>> START

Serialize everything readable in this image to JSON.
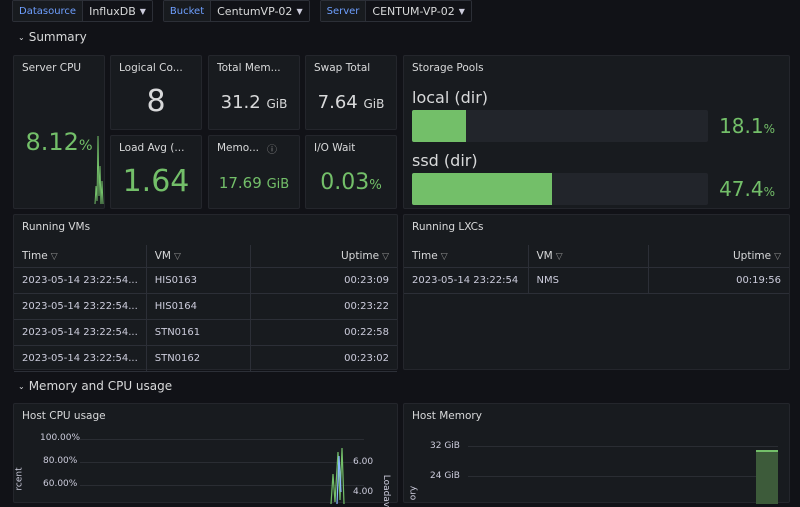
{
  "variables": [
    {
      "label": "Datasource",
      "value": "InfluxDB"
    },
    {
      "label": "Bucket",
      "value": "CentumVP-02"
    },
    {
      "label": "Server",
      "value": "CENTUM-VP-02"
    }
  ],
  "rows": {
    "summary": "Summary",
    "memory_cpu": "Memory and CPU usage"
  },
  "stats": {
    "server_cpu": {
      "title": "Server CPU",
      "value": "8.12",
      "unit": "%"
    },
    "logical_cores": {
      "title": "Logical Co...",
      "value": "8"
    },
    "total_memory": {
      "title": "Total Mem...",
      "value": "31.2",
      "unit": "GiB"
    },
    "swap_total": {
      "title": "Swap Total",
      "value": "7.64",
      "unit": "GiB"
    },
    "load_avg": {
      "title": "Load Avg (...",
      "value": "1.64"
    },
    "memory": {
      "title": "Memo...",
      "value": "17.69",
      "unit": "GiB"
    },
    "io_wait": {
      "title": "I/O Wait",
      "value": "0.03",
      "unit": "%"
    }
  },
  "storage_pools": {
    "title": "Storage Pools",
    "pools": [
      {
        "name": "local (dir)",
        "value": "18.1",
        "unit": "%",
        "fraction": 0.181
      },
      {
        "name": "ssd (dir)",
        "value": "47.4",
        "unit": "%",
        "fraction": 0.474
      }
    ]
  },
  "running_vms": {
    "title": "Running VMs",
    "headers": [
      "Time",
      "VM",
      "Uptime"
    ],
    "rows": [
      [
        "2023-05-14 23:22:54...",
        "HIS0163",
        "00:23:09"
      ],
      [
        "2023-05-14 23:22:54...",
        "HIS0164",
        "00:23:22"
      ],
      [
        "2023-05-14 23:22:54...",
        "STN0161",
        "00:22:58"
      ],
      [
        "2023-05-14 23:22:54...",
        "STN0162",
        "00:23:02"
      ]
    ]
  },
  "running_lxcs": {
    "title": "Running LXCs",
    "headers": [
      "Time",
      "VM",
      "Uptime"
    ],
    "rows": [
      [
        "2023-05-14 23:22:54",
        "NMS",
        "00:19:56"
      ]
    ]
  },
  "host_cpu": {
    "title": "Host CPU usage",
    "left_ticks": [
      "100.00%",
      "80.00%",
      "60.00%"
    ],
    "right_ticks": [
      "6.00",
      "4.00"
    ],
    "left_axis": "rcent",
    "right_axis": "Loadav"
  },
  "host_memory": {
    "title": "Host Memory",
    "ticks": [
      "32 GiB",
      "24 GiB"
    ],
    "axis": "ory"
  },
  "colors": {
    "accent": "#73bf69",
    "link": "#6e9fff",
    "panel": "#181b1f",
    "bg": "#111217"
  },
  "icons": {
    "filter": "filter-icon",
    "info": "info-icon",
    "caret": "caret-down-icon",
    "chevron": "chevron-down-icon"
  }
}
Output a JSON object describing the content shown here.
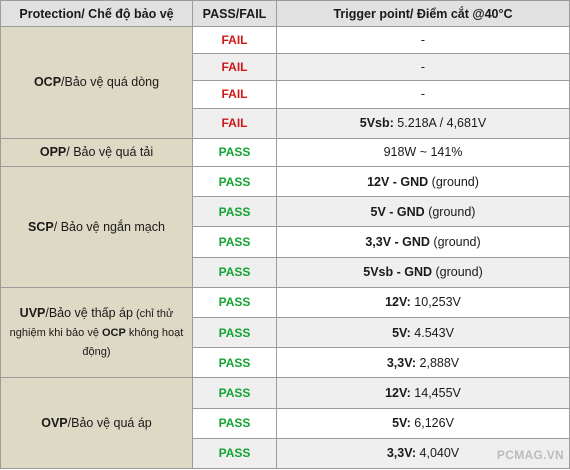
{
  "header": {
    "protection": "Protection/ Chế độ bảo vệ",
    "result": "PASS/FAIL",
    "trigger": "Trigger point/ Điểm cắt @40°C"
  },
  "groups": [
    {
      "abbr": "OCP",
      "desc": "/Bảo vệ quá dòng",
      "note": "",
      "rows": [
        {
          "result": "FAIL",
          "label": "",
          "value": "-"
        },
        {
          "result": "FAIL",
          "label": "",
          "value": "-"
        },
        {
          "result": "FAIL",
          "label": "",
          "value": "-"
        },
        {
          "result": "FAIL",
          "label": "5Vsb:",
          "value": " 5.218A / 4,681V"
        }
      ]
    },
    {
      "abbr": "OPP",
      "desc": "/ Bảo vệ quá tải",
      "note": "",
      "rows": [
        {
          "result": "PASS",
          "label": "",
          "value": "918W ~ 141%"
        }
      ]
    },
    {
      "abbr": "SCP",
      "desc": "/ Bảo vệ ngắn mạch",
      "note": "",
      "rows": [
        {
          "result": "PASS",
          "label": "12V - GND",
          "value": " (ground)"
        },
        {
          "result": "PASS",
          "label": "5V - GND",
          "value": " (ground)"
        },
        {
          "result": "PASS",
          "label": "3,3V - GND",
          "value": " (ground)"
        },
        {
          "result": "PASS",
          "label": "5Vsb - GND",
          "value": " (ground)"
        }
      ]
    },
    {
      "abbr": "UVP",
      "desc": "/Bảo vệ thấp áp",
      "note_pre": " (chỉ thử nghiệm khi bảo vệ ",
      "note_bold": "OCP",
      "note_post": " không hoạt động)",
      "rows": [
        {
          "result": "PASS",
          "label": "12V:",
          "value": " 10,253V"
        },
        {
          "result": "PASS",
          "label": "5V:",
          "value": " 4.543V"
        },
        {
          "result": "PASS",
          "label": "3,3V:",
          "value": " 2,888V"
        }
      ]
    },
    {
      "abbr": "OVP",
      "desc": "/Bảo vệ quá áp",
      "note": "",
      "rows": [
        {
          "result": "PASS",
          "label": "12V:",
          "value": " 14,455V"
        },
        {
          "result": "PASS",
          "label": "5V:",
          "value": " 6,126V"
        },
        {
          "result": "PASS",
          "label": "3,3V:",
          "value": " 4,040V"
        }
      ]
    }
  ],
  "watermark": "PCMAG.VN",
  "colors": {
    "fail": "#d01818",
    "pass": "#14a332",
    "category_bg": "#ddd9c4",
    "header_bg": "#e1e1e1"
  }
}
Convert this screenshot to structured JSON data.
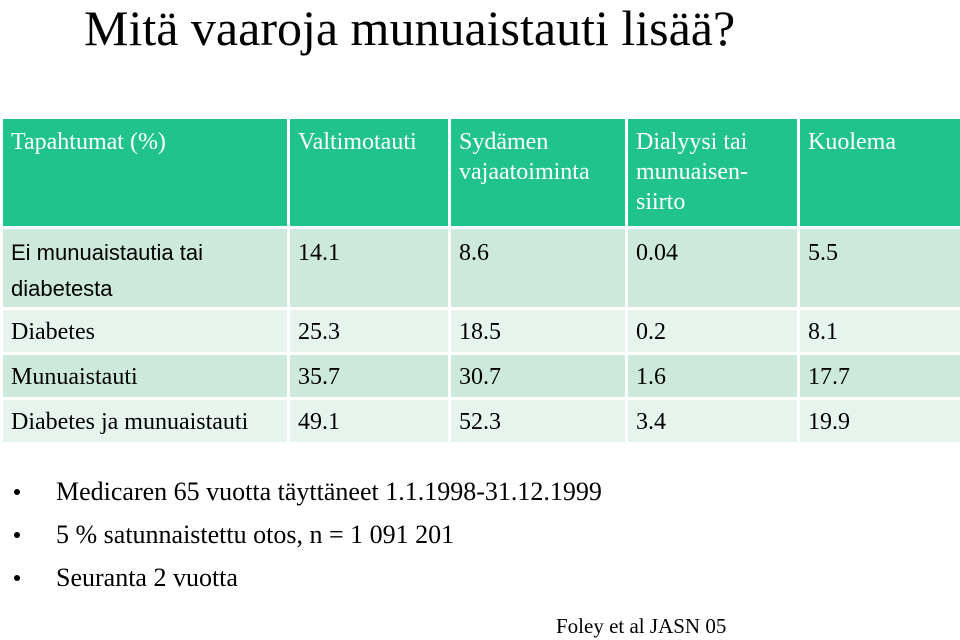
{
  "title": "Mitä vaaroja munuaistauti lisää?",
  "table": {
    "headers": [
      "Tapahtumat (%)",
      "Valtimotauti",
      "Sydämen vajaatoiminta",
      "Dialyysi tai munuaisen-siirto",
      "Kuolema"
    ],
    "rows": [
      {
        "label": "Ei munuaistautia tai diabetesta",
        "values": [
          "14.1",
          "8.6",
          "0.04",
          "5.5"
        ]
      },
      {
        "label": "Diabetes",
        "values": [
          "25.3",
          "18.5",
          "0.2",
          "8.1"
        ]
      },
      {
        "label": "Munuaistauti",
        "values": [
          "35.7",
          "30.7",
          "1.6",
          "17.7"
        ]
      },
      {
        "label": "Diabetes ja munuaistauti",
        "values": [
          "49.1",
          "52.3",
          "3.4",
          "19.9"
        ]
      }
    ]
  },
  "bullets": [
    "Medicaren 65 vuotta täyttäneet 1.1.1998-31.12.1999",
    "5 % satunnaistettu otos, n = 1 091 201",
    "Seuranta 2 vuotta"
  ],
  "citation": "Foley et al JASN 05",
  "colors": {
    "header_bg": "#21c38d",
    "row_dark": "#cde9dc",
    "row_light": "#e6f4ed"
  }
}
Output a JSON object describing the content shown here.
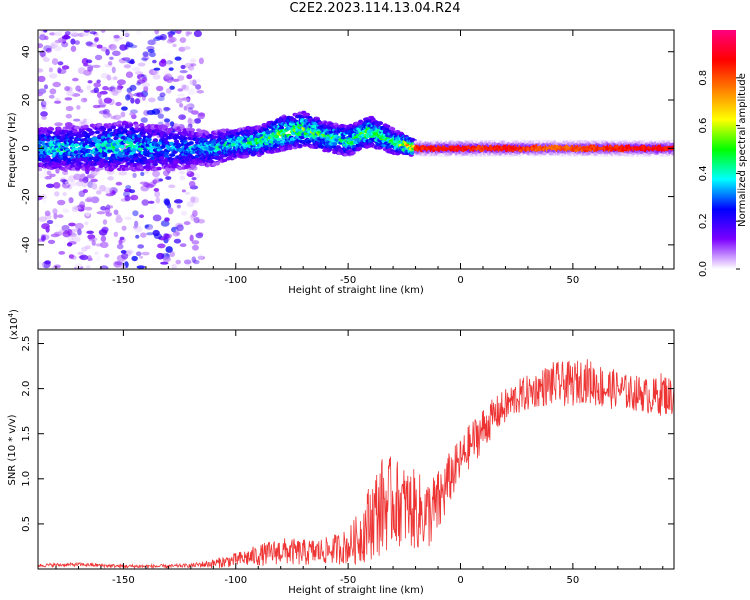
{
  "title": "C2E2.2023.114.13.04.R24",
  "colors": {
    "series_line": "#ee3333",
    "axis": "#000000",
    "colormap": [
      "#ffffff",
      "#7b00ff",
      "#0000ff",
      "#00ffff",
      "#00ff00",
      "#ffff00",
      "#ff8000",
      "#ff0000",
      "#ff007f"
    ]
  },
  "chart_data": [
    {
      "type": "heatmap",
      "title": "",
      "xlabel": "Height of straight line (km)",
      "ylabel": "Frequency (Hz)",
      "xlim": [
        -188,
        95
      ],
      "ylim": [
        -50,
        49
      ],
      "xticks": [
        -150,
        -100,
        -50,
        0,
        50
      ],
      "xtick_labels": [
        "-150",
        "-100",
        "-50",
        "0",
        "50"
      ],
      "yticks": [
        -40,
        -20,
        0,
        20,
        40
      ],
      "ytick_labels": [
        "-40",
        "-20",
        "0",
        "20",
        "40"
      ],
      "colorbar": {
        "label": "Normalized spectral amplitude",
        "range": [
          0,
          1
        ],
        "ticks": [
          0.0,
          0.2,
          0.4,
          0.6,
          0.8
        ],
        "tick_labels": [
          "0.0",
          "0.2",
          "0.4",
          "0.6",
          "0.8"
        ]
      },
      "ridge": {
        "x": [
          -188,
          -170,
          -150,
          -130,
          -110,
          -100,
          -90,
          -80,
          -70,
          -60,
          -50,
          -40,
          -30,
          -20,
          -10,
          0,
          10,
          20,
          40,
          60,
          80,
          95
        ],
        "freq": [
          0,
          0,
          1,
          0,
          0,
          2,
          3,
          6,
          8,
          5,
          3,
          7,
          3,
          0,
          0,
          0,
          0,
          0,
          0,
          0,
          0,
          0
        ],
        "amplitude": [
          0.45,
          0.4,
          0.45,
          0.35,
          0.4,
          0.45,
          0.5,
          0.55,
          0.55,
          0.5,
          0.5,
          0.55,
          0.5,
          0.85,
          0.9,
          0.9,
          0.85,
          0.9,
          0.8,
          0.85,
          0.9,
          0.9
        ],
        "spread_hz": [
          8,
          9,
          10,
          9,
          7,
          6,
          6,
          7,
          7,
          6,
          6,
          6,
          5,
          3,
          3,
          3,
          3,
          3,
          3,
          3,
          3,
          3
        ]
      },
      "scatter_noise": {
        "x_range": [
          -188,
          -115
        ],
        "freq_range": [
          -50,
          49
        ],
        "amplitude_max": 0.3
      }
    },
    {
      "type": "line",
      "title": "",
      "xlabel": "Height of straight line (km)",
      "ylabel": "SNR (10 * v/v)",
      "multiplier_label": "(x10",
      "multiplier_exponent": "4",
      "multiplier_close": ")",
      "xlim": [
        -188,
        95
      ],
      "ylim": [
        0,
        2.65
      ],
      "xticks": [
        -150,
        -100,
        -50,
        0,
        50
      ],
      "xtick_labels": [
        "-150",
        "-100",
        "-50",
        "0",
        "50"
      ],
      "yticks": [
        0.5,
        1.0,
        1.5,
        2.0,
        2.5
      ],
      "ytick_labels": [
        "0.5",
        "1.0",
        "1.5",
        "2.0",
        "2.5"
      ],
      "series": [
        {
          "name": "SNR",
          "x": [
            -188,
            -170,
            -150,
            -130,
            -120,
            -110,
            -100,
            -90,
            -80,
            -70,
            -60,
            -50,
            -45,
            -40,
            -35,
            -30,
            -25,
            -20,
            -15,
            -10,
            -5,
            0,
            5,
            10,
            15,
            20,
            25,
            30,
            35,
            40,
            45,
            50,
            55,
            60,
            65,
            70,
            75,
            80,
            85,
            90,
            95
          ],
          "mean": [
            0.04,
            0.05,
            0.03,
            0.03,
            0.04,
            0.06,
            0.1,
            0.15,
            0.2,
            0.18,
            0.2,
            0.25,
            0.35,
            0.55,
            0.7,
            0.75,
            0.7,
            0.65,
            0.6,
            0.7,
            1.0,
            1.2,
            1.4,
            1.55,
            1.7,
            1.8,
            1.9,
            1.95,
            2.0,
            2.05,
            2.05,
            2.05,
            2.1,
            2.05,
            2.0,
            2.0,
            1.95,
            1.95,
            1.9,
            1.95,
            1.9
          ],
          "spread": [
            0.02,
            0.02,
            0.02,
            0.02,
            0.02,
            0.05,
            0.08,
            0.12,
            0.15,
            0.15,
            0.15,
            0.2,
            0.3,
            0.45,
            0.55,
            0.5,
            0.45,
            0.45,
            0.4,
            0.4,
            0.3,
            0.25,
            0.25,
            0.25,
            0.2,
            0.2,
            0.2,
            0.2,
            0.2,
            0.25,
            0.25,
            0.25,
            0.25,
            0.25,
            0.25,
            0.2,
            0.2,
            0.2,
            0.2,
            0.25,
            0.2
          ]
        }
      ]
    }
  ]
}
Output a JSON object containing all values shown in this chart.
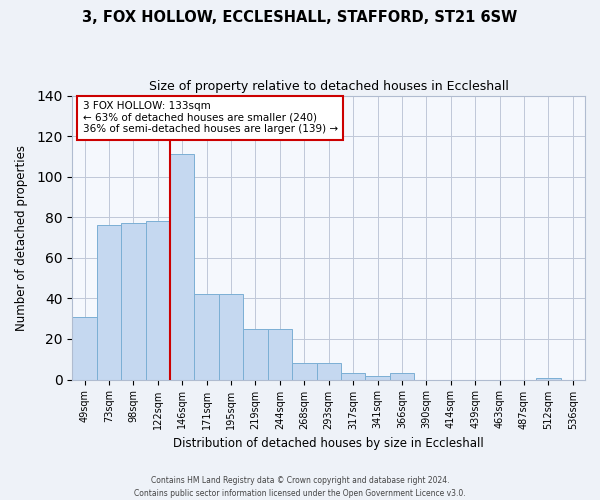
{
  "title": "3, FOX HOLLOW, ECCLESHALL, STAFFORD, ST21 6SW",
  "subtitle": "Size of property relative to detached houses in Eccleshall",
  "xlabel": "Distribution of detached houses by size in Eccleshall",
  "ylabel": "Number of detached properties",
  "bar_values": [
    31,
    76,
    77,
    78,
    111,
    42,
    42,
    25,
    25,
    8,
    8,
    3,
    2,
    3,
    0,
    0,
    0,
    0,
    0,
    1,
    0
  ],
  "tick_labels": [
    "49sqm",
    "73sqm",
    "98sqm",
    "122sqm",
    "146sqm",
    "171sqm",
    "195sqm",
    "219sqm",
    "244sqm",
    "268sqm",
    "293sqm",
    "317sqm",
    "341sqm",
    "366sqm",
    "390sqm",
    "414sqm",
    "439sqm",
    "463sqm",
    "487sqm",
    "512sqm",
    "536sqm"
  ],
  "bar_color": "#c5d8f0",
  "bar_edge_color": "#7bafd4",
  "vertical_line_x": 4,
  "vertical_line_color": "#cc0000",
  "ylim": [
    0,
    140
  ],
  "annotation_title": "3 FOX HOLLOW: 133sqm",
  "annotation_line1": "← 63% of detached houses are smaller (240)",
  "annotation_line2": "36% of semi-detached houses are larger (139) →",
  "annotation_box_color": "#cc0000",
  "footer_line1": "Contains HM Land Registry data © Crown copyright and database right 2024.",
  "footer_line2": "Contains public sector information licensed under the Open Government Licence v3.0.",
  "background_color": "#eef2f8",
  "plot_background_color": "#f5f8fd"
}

>> END

[WHAT NEEDS TO BE DONE]
Everything from the line that contains "Output a JSON object containing" to the final line of the data is to be duplicated exactly, both ends included, except the pictures.

[EXERCISE SOLUTION]
Output a JSON object containing all values shown in this chart.
{
  "title": "3, FOX HOLLOW, ECCLESHALL, STAFFORD, ST21 6SW",
  "subtitle": "Size of property relative to detached houses in Eccleshall",
  "xlabel": "Distribution of detached houses by size in Eccleshall",
  "ylabel": "Number of detached properties",
  "bar_values": [
    31,
    76,
    77,
    78,
    111,
    42,
    42,
    25,
    25,
    8,
    8,
    3,
    2,
    3,
    0,
    0,
    0,
    0,
    0,
    1,
    0
  ],
  "tick_labels": [
    "49sqm",
    "73sqm",
    "98sqm",
    "122sqm",
    "146sqm",
    "171sqm",
    "195sqm",
    "219sqm",
    "244sqm",
    "268sqm",
    "293sqm",
    "317sqm",
    "341sqm",
    "366sqm",
    "390sqm",
    "414sqm",
    "439sqm",
    "463sqm",
    "487sqm",
    "512sqm",
    "536sqm"
  ],
  "bar_color": "#c5d8f0",
  "bar_edge_color": "#7bafd4",
  "vertical_line_x": 4,
  "vertical_line_color": "#cc0000",
  "ylim": [
    0,
    140
  ],
  "annotation_title": "3 FOX HOLLOW: 133sqm",
  "annotation_line1": "← 63% of detached houses are smaller (240)",
  "annotation_line2": "36% of semi-detached houses are larger (139) →",
  "annotation_box_color": "#cc0000",
  "footer_line1": "Contains HM Land Registry data © Crown copyright and database right 2024.",
  "footer_line2": "Contains public sector information licensed under the Open Government Licence v3.0.",
  "background_color": "#eef2f8",
  "plot_background_color": "#f5f8fd"
}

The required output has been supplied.